§ EXERCISE INSTRUCTIONS:
Copy out every line of the records below without changing a single character.

* Start DATASET CONTENT *

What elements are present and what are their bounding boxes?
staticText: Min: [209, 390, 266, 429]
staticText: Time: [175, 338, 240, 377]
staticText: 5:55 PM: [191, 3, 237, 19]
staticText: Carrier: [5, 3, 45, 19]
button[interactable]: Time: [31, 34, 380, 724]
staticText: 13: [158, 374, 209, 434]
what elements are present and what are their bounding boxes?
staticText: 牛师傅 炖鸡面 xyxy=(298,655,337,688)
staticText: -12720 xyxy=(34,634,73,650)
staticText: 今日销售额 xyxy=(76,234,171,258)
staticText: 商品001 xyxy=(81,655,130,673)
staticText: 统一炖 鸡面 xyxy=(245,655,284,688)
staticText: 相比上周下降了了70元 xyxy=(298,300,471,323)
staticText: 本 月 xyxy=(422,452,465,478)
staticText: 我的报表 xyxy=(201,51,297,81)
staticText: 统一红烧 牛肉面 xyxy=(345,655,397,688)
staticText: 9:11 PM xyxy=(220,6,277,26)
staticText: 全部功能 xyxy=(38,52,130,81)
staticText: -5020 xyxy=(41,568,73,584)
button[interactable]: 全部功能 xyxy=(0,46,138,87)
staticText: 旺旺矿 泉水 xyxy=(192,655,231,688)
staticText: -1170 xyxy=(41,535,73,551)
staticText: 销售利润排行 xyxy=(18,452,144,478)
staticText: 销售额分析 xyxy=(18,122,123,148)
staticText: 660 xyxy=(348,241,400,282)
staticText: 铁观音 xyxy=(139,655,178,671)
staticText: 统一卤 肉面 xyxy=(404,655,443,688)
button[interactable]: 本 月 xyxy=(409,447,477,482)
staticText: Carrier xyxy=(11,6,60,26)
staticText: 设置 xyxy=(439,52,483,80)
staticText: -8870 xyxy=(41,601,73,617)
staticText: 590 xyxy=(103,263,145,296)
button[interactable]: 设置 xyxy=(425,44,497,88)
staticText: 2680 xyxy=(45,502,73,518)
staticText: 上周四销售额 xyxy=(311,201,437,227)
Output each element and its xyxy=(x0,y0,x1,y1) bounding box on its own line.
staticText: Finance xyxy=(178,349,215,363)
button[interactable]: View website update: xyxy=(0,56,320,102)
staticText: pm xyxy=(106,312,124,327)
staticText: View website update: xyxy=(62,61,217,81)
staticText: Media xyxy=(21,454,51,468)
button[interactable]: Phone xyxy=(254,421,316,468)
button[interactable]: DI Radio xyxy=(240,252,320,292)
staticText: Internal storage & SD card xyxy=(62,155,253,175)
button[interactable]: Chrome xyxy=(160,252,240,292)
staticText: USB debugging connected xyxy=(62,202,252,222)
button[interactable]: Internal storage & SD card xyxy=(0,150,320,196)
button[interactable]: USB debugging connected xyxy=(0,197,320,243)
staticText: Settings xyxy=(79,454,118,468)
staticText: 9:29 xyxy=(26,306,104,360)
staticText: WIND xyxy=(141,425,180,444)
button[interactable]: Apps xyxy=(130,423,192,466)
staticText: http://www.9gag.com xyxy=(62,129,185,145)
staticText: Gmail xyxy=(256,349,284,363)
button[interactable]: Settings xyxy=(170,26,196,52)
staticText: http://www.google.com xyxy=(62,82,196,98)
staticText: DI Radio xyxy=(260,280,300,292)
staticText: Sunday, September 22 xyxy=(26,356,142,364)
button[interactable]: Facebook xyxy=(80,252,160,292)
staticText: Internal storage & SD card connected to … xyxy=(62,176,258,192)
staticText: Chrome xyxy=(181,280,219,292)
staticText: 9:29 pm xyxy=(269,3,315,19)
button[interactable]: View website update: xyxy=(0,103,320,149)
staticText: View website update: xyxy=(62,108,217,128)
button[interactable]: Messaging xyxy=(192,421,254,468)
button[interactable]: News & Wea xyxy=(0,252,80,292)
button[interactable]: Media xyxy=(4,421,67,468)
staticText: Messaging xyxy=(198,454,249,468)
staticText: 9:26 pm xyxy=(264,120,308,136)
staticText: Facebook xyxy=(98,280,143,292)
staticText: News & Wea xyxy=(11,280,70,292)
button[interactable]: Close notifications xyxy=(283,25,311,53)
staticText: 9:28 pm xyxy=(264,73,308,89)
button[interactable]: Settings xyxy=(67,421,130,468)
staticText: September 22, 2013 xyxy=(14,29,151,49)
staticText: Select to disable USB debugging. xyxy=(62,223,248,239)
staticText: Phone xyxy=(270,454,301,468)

* End DATASET CONTENT *

§ CORRECT OUTPUT:
What elements are present and what are their bounding boxes?
staticText: Min: [209, 390, 266, 429]
staticText: Time: [175, 338, 240, 377]
staticText: 5:55 PM: [191, 3, 237, 19]
staticText: Carrier: [5, 3, 45, 19]
button[interactable]: Time: [31, 34, 380, 724]
staticText: 13: [158, 374, 209, 434]
what elements are present and what are their bounding boxes?
staticText: 牛师傅 炖鸡面 xyxy=(298,655,337,688)
staticText: -12720 xyxy=(34,634,73,650)
staticText: 今日销售额 xyxy=(76,234,171,258)
staticText: 商品001 xyxy=(81,655,130,673)
staticText: 统一炖 鸡面 xyxy=(245,655,284,688)
staticText: 相比上周下降了了70元 xyxy=(298,300,471,323)
staticText: 本 月 xyxy=(422,452,465,478)
staticText: 我的报表 xyxy=(201,51,297,81)
staticText: 统一红烧 牛肉面 xyxy=(345,655,397,688)
staticText: 9:11 PM xyxy=(220,6,277,26)
staticText: 全部功能 xyxy=(38,52,130,81)
staticText: -5020 xyxy=(41,568,73,584)
button[interactable]: 全部功能 xyxy=(0,46,138,87)
staticText: 旺旺矿 泉水 xyxy=(192,655,231,688)
staticText: -1170 xyxy=(41,535,73,551)
staticText: 销售利润排行 xyxy=(18,452,144,478)
staticText: 销售额分析 xyxy=(18,122,123,148)
staticText: 660 xyxy=(348,241,400,282)
staticText: 铁观音 xyxy=(139,655,178,671)
staticText: 统一卤 肉面 xyxy=(404,655,443,688)
button[interactable]: 本 月 xyxy=(409,447,477,482)
staticText: Carrier xyxy=(11,6,60,26)
staticText: 设置 xyxy=(439,52,483,80)
staticText: -8870 xyxy=(41,601,73,617)
staticText: 590 xyxy=(103,263,145,296)
button[interactable]: 设置 xyxy=(425,44,497,88)
staticText: 2680 xyxy=(45,502,73,518)
staticText: 上周四销售额 xyxy=(311,201,437,227)
Output each element and its xyxy=(x0,y0,x1,y1) bounding box on its own line.
staticText: Finance xyxy=(178,349,215,363)
button[interactable]: View website update: xyxy=(0,56,320,102)
staticText: pm xyxy=(106,312,124,327)
staticText: View website update: xyxy=(62,61,217,81)
staticText: Media xyxy=(21,454,51,468)
button[interactable]: Phone xyxy=(254,421,316,468)
button[interactable]: DI Radio xyxy=(240,252,320,292)
staticText: Internal storage & SD card xyxy=(62,155,253,175)
button[interactable]: Chrome xyxy=(160,252,240,292)
staticText: USB debugging connected xyxy=(62,202,252,222)
button[interactable]: Internal storage & SD card xyxy=(0,150,320,196)
button[interactable]: USB debugging connected xyxy=(0,197,320,243)
staticText: Settings xyxy=(79,454,118,468)
staticText: 9:29 xyxy=(26,306,104,360)
staticText: WIND xyxy=(141,425,180,444)
button[interactable]: Apps xyxy=(130,423,192,466)
staticText: http://www.9gag.com xyxy=(62,129,185,145)
staticText: Gmail xyxy=(256,349,284,363)
button[interactable]: Settings xyxy=(170,26,196,52)
staticText: http://www.google.com xyxy=(62,82,196,98)
staticText: DI Radio xyxy=(260,280,300,292)
staticText: Sunday, September 22 xyxy=(26,356,142,364)
button[interactable]: Facebook xyxy=(80,252,160,292)
staticText: Internal storage & SD card connected to … xyxy=(62,176,258,192)
staticText: Chrome xyxy=(181,280,219,292)
staticText: 9:29 pm xyxy=(269,3,315,19)
button[interactable]: View website update: xyxy=(0,103,320,149)
staticText: View website update: xyxy=(62,108,217,128)
button[interactable]: Messaging xyxy=(192,421,254,468)
button[interactable]: News & Wea xyxy=(0,252,80,292)
button[interactable]: Media xyxy=(4,421,67,468)
staticText: Messaging xyxy=(198,454,249,468)
staticText: 9:26 pm xyxy=(264,120,308,136)
staticText: Facebook xyxy=(98,280,143,292)
staticText: News & Wea xyxy=(11,280,70,292)
button[interactable]: Close notifications xyxy=(283,25,311,53)
staticText: 9:28 pm xyxy=(264,73,308,89)
button[interactable]: Settings xyxy=(67,421,130,468)
staticText: September 22, 2013 xyxy=(14,29,151,49)
staticText: Select to disable USB debugging. xyxy=(62,223,248,239)
staticText: Phone xyxy=(270,454,301,468)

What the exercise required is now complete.